— BEGIN Given data —
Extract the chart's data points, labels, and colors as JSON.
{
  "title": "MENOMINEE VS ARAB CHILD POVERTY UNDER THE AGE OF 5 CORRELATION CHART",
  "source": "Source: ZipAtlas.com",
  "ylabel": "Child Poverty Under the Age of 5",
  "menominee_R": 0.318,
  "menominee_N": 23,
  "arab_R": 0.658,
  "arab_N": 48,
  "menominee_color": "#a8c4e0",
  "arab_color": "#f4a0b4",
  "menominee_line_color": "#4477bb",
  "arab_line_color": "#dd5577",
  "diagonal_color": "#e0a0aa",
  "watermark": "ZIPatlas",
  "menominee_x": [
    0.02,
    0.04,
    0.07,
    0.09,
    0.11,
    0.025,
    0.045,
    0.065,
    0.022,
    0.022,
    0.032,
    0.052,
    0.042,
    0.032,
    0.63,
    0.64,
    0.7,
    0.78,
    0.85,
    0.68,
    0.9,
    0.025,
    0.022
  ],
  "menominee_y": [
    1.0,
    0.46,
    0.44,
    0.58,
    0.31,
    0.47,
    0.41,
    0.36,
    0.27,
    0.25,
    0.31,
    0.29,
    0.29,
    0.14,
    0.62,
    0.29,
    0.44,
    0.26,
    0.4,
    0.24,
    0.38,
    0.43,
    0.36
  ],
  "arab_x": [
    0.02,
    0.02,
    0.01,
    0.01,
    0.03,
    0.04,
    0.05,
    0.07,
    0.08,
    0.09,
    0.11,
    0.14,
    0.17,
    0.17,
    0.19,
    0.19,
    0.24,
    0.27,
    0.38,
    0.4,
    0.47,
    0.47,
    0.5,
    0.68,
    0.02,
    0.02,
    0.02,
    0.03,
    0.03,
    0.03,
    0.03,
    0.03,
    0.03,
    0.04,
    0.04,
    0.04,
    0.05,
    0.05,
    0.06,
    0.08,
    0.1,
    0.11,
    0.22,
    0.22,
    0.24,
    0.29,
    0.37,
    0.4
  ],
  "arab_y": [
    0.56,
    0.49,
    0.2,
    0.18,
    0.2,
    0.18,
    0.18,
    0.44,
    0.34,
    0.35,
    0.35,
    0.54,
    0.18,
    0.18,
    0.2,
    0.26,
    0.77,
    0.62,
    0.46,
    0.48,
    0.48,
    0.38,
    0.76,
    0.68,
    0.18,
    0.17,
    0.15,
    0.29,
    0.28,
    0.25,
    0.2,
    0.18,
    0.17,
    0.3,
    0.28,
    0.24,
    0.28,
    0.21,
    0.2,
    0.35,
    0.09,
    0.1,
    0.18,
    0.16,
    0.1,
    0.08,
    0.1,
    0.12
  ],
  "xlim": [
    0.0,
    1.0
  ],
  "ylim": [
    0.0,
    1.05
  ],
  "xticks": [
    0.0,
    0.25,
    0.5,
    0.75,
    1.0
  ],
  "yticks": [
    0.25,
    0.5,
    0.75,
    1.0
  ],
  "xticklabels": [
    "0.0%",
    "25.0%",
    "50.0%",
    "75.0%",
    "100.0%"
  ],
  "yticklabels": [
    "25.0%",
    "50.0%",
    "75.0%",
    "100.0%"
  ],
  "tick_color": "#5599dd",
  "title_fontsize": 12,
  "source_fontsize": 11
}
— END Given data —
— BEGIN Given data —
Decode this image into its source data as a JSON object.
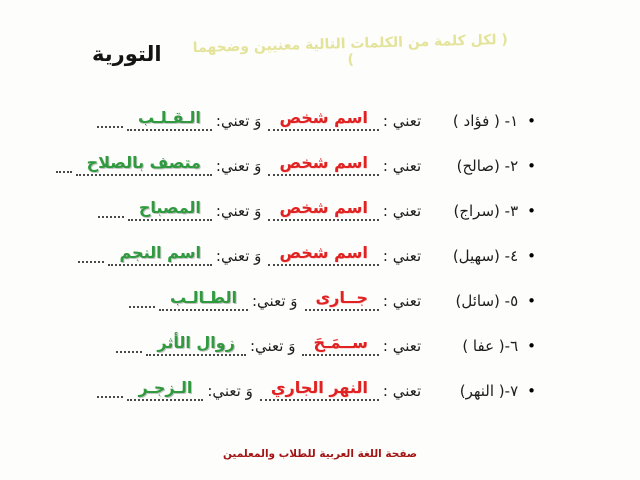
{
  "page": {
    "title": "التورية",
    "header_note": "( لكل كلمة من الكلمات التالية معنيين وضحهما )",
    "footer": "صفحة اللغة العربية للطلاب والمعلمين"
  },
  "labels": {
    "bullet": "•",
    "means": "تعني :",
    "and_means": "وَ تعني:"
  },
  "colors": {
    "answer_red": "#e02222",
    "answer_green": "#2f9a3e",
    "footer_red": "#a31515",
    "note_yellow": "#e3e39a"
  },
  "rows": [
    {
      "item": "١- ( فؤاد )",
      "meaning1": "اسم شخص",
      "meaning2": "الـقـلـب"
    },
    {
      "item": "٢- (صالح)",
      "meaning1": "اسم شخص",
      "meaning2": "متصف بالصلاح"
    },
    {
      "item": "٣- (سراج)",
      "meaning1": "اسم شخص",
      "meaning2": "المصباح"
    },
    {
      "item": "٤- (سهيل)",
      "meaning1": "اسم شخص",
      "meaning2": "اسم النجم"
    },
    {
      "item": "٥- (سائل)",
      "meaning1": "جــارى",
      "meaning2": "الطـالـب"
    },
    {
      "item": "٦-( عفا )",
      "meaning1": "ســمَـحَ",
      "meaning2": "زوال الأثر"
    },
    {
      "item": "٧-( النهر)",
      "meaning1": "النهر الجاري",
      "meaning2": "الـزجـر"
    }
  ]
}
— END Given data —
## [Problem details]
Search the records for the word "item". Copy every line that has it.

## [Answer in full]
      "item": "١- ( فؤاد )",
      "item": "٢- (صالح)",
      "item": "٣- (سراج)",
      "item": "٤- (سهيل)",
      "item": "٥- (سائل)",
      "item": "٦-( عفا )",
      "item": "٧-( النهر)",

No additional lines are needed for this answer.